— Problem —
List each line of the data that holds the word "Term".
"""
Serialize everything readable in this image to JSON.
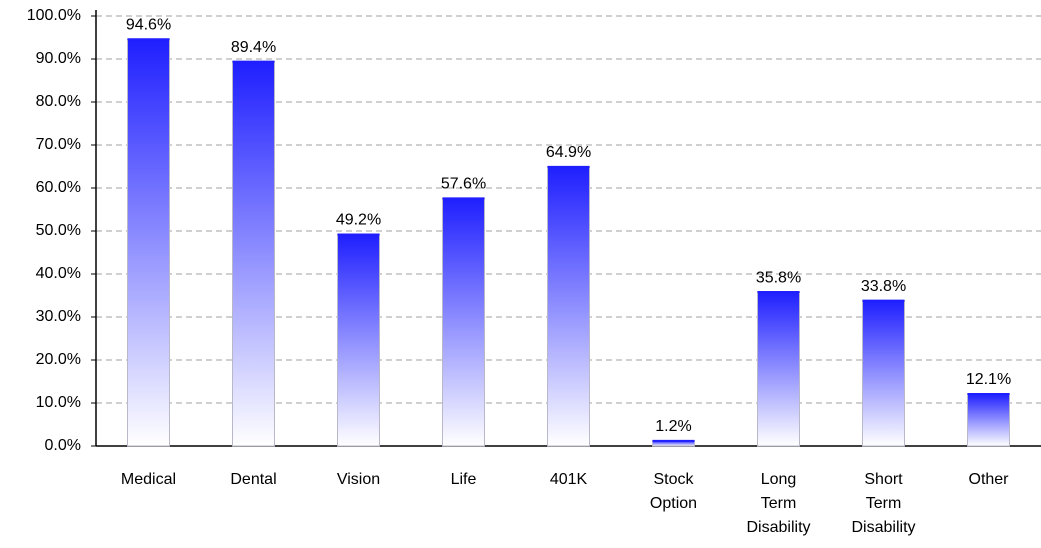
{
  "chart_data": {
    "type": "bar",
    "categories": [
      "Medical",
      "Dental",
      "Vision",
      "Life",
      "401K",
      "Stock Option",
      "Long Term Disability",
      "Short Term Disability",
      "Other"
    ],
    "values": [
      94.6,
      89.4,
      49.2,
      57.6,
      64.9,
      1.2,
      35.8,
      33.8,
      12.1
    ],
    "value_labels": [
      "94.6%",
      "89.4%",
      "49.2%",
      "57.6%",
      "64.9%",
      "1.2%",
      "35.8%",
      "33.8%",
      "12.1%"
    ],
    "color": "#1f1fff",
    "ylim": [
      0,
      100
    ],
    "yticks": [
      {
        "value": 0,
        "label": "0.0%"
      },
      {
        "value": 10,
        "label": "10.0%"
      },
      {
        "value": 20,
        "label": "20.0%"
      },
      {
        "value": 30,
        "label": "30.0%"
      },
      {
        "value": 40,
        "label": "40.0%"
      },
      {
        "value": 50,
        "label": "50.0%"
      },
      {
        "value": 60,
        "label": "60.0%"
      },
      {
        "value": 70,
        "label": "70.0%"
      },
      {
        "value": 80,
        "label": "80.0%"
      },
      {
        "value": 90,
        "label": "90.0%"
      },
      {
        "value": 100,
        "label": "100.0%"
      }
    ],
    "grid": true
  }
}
"""
— Result for this exercise —
      "Long Term Disability",
      "Short Term Disability",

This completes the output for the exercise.